Rows from a figure dataset
◆ ◆ ◆

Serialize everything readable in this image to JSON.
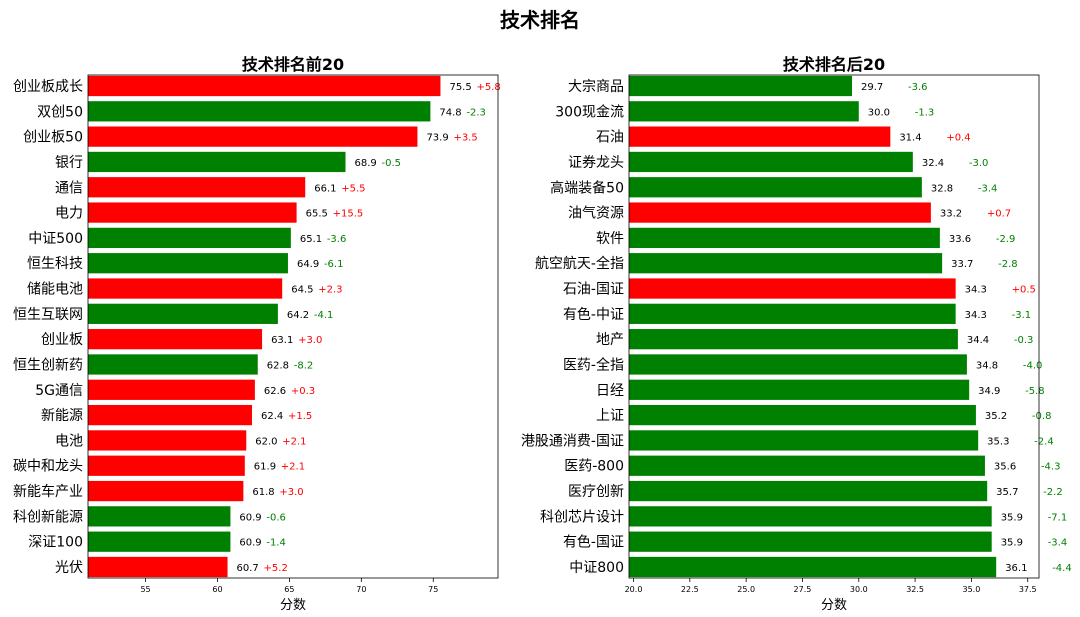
{
  "suptitle": "技术排名",
  "colors": {
    "up": "#ff0000",
    "down": "#008000"
  },
  "chart_data": [
    {
      "type": "bar",
      "orientation": "horizontal",
      "title": "技术排名前20",
      "xlabel": "分数",
      "xlim": [
        51,
        79.5
      ],
      "xticks": [
        "55",
        "60",
        "65",
        "70",
        "75"
      ],
      "categories": [
        "创业板成长",
        "双创50",
        "创业板50",
        "银行",
        "通信",
        "电力",
        "中证500",
        "恒生科技",
        "储能电池",
        "恒生互联网",
        "创业板",
        "恒生创新药",
        "5G通信",
        "新能源",
        "电池",
        "碳中和龙头",
        "新能车产业",
        "科创新能源",
        "深证100",
        "光伏"
      ],
      "values": [
        75.5,
        74.8,
        73.9,
        68.9,
        66.1,
        65.5,
        65.1,
        64.9,
        64.5,
        64.2,
        63.1,
        62.8,
        62.6,
        62.4,
        62.0,
        61.9,
        61.8,
        60.9,
        60.9,
        60.7
      ],
      "value_labels": [
        "75.5",
        "74.8",
        "73.9",
        "68.9",
        "66.1",
        "65.5",
        "65.1",
        "64.9",
        "64.5",
        "64.2",
        "63.1",
        "62.8",
        "62.6",
        "62.4",
        "62.0",
        "61.9",
        "61.8",
        "60.9",
        "60.9",
        "60.7"
      ],
      "changes": [
        "+5.8",
        "-2.3",
        "+3.5",
        "-0.5",
        "+5.5",
        "+15.5",
        "-3.6",
        "-6.1",
        "+2.3",
        "-4.1",
        "+3.0",
        "-8.2",
        "+0.3",
        "+1.5",
        "+2.1",
        "+2.1",
        "+3.0",
        "-0.6",
        "-1.4",
        "+5.2"
      ]
    },
    {
      "type": "bar",
      "orientation": "horizontal",
      "title": "技术排名后20",
      "xlabel": "分数",
      "xlim": [
        19.8,
        38.0
      ],
      "xticks": [
        "20.0",
        "22.5",
        "25.0",
        "27.5",
        "30.0",
        "32.5",
        "35.0",
        "37.5"
      ],
      "categories": [
        "大宗商品",
        "300现金流",
        "石油",
        "证券龙头",
        "高端装备50",
        "油气资源",
        "软件",
        "航空航天-全指",
        "石油-国证",
        "有色-中证",
        "地产",
        "医药-全指",
        "日经",
        "上证",
        "港股通消费-国证",
        "医药-800",
        "医疗创新",
        "科创芯片设计",
        "有色-国证",
        "中证800"
      ],
      "values": [
        29.7,
        30.0,
        31.4,
        32.4,
        32.8,
        33.2,
        33.6,
        33.7,
        34.3,
        34.3,
        34.4,
        34.8,
        34.9,
        35.2,
        35.3,
        35.6,
        35.7,
        35.9,
        35.9,
        36.1
      ],
      "value_labels": [
        "29.7",
        "30.0",
        "31.4",
        "32.4",
        "32.8",
        "33.2",
        "33.6",
        "33.7",
        "34.3",
        "34.3",
        "34.4",
        "34.8",
        "34.9",
        "35.2",
        "35.3",
        "35.6",
        "35.7",
        "35.9",
        "35.9",
        "36.1"
      ],
      "changes": [
        "-3.6",
        "-1.3",
        "+0.4",
        "-3.0",
        "-3.4",
        "+0.7",
        "-2.9",
        "-2.8",
        "+0.5",
        "-3.1",
        "-0.3",
        "-4.0",
        "-5.8",
        "-0.8",
        "-2.4",
        "-4.3",
        "-2.2",
        "-7.1",
        "-3.4",
        "-4.4"
      ]
    }
  ]
}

◆ ◆ ◆

● Job
Set the entries down again exactly. Do not include the images.

● Response to the exercise
Serialize everything readable in this image to JSON.
{
  "suptitle": "技术排名",
  "colors": {
    "up": "#ff0000",
    "down": "#008000"
  },
  "chart_data": [
    {
      "type": "bar",
      "orientation": "horizontal",
      "title": "技术排名前20",
      "xlabel": "分数",
      "xlim": [
        51,
        79.5
      ],
      "xticks": [
        "55",
        "60",
        "65",
        "70",
        "75"
      ],
      "categories": [
        "创业板成长",
        "双创50",
        "创业板50",
        "银行",
        "通信",
        "电力",
        "中证500",
        "恒生科技",
        "储能电池",
        "恒生互联网",
        "创业板",
        "恒生创新药",
        "5G通信",
        "新能源",
        "电池",
        "碳中和龙头",
        "新能车产业",
        "科创新能源",
        "深证100",
        "光伏"
      ],
      "values": [
        75.5,
        74.8,
        73.9,
        68.9,
        66.1,
        65.5,
        65.1,
        64.9,
        64.5,
        64.2,
        63.1,
        62.8,
        62.6,
        62.4,
        62.0,
        61.9,
        61.8,
        60.9,
        60.9,
        60.7
      ],
      "value_labels": [
        "75.5",
        "74.8",
        "73.9",
        "68.9",
        "66.1",
        "65.5",
        "65.1",
        "64.9",
        "64.5",
        "64.2",
        "63.1",
        "62.8",
        "62.6",
        "62.4",
        "62.0",
        "61.9",
        "61.8",
        "60.9",
        "60.9",
        "60.7"
      ],
      "changes": [
        "+5.8",
        "-2.3",
        "+3.5",
        "-0.5",
        "+5.5",
        "+15.5",
        "-3.6",
        "-6.1",
        "+2.3",
        "-4.1",
        "+3.0",
        "-8.2",
        "+0.3",
        "+1.5",
        "+2.1",
        "+2.1",
        "+3.0",
        "-0.6",
        "-1.4",
        "+5.2"
      ]
    },
    {
      "type": "bar",
      "orientation": "horizontal",
      "title": "技术排名后20",
      "xlabel": "分数",
      "xlim": [
        19.8,
        38.0
      ],
      "xticks": [
        "20.0",
        "22.5",
        "25.0",
        "27.5",
        "30.0",
        "32.5",
        "35.0",
        "37.5"
      ],
      "categories": [
        "大宗商品",
        "300现金流",
        "石油",
        "证券龙头",
        "高端装备50",
        "油气资源",
        "软件",
        "航空航天-全指",
        "石油-国证",
        "有色-中证",
        "地产",
        "医药-全指",
        "日经",
        "上证",
        "港股通消费-国证",
        "医药-800",
        "医疗创新",
        "科创芯片设计",
        "有色-国证",
        "中证800"
      ],
      "values": [
        29.7,
        30.0,
        31.4,
        32.4,
        32.8,
        33.2,
        33.6,
        33.7,
        34.3,
        34.3,
        34.4,
        34.8,
        34.9,
        35.2,
        35.3,
        35.6,
        35.7,
        35.9,
        35.9,
        36.1
      ],
      "value_labels": [
        "29.7",
        "30.0",
        "31.4",
        "32.4",
        "32.8",
        "33.2",
        "33.6",
        "33.7",
        "34.3",
        "34.3",
        "34.4",
        "34.8",
        "34.9",
        "35.2",
        "35.3",
        "35.6",
        "35.7",
        "35.9",
        "35.9",
        "36.1"
      ],
      "changes": [
        "-3.6",
        "-1.3",
        "+0.4",
        "-3.0",
        "-3.4",
        "+0.7",
        "-2.9",
        "-2.8",
        "+0.5",
        "-3.1",
        "-0.3",
        "-4.0",
        "-5.8",
        "-0.8",
        "-2.4",
        "-4.3",
        "-2.2",
        "-7.1",
        "-3.4",
        "-4.4"
      ]
    }
  ]
}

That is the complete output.